Exercise aim
Below are the entries; count the lines in them that contain the word "επιλέξιμες" and give only the number.

Stored data
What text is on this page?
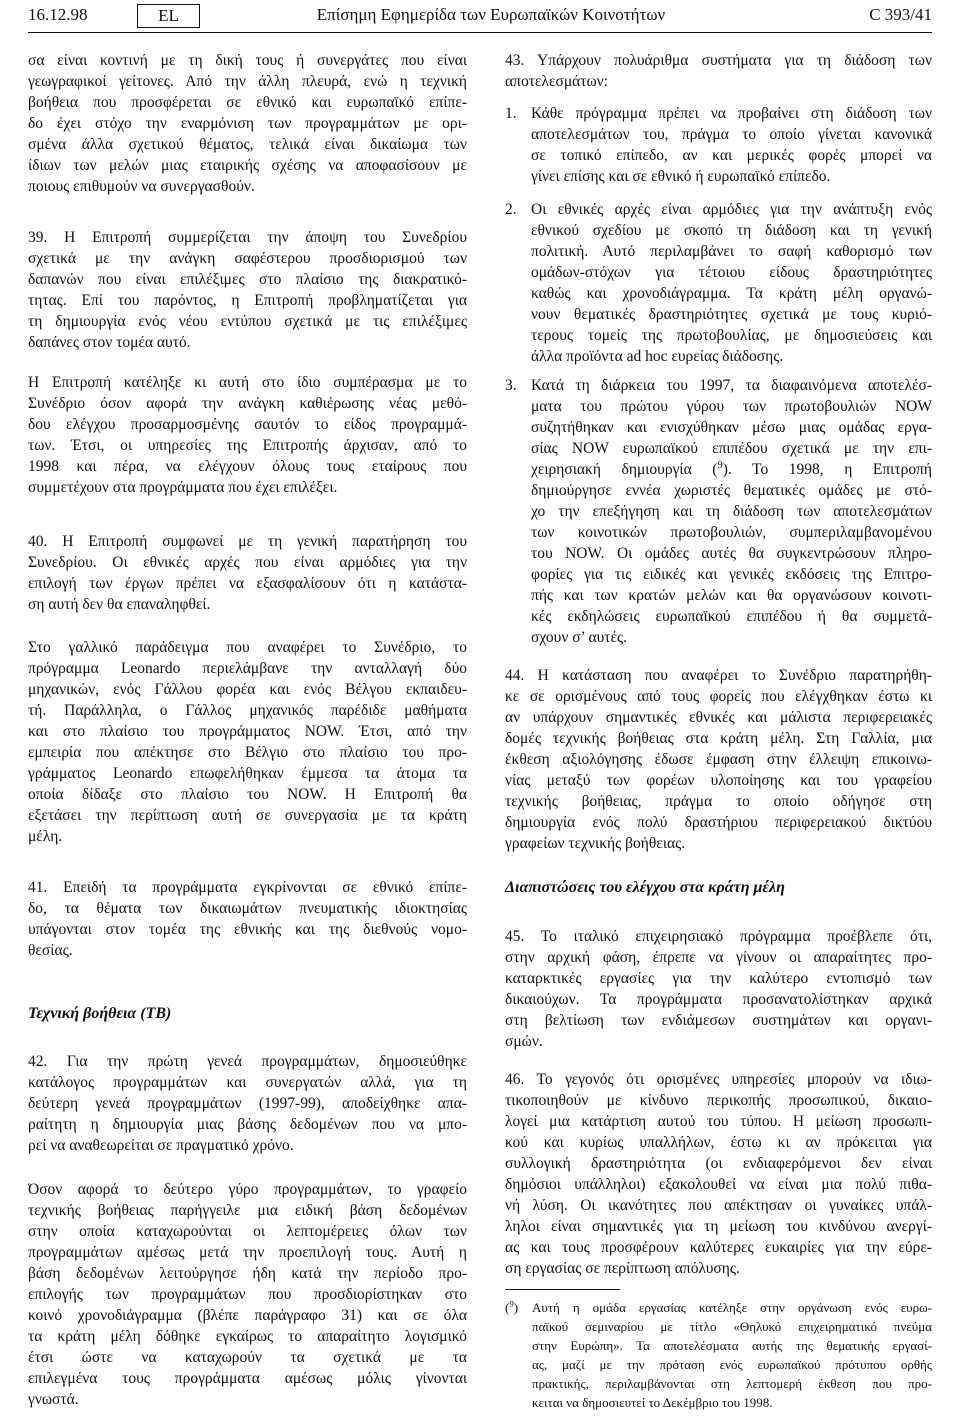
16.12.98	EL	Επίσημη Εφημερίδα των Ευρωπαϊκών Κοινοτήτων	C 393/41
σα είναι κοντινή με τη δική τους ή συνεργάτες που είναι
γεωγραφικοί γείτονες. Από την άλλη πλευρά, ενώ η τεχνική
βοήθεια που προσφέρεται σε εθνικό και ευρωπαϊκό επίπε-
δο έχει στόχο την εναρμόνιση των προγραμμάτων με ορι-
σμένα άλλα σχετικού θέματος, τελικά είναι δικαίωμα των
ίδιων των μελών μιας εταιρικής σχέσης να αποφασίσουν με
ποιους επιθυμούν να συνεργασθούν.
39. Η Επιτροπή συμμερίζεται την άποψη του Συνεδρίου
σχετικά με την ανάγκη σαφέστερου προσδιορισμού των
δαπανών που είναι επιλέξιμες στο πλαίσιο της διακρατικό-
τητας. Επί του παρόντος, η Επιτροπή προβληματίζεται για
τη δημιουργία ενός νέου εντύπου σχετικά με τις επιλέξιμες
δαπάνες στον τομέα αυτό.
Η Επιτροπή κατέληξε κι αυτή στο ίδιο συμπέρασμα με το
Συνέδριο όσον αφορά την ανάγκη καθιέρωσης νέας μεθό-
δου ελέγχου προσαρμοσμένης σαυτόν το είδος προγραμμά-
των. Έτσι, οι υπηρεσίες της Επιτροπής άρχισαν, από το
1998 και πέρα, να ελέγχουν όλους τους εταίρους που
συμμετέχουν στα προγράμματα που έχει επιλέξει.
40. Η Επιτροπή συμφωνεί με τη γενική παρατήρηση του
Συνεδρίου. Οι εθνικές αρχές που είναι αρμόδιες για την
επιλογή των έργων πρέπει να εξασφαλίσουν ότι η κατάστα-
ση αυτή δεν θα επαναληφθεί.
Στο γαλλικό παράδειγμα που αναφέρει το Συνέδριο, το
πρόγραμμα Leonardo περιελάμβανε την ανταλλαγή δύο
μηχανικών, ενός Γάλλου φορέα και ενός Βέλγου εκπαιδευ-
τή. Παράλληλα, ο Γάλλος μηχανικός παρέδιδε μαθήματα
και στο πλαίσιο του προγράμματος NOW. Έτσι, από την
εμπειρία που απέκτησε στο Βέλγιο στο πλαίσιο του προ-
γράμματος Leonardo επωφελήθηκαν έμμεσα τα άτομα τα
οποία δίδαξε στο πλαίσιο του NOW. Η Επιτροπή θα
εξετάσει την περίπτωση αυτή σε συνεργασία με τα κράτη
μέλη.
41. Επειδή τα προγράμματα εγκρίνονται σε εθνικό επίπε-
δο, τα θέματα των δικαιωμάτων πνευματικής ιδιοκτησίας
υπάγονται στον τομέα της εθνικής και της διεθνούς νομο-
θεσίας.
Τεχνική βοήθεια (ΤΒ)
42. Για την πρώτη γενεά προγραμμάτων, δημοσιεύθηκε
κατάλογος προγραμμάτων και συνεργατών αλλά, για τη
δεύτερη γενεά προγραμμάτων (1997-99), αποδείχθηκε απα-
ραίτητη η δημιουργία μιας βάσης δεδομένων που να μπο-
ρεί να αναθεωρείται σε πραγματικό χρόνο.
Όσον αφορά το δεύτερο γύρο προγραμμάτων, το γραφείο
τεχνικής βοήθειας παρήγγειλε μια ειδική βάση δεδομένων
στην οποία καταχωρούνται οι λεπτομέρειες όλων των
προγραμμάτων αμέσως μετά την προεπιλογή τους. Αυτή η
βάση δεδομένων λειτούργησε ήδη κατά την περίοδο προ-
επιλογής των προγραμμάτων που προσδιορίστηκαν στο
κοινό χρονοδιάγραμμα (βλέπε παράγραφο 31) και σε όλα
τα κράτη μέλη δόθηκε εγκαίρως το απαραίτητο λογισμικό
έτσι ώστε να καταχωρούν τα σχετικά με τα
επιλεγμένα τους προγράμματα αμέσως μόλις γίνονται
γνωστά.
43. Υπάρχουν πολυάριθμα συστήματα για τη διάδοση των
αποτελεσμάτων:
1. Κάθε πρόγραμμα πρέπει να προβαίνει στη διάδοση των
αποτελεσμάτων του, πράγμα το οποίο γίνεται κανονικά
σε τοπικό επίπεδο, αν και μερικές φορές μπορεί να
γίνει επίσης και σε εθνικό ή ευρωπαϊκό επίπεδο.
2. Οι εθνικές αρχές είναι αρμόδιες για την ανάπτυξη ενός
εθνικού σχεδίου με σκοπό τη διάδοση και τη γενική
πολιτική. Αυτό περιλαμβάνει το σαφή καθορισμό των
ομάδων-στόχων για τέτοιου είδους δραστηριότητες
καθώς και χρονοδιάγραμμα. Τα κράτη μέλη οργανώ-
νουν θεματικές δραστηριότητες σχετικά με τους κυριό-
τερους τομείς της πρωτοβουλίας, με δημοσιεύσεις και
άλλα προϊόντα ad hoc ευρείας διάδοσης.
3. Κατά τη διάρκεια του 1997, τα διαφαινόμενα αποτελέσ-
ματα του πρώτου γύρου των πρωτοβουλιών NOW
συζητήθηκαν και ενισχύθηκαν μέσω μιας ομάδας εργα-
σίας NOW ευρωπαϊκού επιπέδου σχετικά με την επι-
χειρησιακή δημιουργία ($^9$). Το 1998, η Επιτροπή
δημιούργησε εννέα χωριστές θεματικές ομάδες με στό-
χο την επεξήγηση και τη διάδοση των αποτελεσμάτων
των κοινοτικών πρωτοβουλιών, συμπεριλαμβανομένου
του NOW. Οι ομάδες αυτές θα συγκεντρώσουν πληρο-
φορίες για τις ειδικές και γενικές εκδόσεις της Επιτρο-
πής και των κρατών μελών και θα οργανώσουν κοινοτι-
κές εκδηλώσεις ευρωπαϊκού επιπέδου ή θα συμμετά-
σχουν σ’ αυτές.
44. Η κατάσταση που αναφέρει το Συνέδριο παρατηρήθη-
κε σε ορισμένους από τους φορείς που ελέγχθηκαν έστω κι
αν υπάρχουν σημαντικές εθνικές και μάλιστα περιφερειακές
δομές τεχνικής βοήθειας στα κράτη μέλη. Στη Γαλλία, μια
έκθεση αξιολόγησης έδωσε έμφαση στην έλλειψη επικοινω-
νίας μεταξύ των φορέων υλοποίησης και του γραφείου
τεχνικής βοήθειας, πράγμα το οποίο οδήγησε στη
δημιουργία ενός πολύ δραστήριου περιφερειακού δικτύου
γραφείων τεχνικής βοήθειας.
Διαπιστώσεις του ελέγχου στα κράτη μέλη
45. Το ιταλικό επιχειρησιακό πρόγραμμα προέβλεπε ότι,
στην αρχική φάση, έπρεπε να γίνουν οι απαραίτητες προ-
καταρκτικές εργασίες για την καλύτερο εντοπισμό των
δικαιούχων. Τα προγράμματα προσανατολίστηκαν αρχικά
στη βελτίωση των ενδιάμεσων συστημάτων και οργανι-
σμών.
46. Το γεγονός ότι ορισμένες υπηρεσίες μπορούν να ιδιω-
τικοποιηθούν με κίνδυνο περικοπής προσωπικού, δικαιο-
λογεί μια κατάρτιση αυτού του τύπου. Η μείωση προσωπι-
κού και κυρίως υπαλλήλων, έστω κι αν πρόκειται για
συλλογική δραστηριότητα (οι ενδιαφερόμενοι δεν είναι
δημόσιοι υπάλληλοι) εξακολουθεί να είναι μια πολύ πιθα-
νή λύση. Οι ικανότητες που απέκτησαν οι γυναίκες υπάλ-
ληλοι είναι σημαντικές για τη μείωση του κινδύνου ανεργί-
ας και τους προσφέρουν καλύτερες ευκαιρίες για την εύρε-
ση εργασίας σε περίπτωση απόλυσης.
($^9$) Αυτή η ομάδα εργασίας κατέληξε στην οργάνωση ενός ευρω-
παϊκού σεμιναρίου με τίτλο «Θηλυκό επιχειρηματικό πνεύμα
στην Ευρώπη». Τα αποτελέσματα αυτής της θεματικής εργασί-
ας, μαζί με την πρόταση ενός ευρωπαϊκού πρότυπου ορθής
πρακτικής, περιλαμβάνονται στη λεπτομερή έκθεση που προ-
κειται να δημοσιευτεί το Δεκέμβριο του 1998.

==

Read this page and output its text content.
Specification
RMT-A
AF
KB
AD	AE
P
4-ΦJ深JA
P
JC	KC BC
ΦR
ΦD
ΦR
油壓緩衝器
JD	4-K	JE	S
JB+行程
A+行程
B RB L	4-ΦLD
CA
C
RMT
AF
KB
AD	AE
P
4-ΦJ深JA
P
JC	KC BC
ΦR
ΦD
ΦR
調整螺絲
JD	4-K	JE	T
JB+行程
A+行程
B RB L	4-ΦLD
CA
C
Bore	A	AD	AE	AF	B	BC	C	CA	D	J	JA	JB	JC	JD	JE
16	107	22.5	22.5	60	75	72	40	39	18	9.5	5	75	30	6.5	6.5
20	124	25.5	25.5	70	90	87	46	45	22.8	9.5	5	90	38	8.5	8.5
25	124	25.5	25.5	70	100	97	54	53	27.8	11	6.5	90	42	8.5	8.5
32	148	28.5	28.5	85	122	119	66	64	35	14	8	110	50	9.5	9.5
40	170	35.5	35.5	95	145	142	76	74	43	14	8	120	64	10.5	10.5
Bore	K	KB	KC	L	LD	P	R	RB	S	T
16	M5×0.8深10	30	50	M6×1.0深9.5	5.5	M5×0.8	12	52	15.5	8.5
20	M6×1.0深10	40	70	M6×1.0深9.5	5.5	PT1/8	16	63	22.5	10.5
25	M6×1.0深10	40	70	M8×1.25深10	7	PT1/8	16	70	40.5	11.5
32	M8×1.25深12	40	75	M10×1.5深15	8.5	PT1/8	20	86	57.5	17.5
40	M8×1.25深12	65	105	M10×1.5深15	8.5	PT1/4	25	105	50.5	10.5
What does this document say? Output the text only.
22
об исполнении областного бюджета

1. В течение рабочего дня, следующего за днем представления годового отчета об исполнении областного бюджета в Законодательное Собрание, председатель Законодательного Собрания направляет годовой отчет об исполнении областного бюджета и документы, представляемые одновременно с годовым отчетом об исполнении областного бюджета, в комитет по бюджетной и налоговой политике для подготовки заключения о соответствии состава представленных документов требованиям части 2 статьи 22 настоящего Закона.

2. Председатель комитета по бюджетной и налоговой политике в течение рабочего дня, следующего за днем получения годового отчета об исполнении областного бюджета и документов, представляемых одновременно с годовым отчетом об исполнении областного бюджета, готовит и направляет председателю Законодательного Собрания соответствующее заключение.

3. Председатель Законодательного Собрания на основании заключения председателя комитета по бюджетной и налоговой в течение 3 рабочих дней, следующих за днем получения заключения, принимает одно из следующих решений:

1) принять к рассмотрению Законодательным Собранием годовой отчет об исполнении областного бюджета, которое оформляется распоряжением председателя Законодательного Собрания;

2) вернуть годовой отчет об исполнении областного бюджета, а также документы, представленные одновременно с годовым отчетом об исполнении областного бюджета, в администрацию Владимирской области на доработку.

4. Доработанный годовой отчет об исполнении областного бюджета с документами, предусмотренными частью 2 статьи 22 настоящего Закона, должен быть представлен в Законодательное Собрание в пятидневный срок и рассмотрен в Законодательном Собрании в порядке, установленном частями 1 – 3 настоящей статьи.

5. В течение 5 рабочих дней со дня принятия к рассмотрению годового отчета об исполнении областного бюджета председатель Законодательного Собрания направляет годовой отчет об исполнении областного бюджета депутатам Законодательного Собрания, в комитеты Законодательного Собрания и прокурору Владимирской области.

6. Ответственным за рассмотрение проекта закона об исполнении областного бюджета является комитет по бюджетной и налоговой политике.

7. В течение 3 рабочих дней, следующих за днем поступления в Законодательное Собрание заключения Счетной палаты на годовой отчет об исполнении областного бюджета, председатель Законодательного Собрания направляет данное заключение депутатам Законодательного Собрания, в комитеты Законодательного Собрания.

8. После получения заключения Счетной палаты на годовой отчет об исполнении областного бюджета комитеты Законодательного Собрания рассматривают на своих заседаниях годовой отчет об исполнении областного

* * *

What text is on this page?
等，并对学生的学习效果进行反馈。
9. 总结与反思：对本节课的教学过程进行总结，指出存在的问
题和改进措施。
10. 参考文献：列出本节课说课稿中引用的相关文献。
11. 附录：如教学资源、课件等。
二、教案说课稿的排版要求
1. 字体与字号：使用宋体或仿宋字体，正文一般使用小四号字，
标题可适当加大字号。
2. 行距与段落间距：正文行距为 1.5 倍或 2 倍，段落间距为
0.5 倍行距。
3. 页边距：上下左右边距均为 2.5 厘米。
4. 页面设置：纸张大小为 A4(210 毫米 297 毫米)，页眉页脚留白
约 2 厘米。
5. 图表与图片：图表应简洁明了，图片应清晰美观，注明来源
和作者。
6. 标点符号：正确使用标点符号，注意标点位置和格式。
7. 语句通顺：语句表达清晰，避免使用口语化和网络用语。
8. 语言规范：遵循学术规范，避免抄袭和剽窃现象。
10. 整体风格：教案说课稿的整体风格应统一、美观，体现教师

Output for this task
2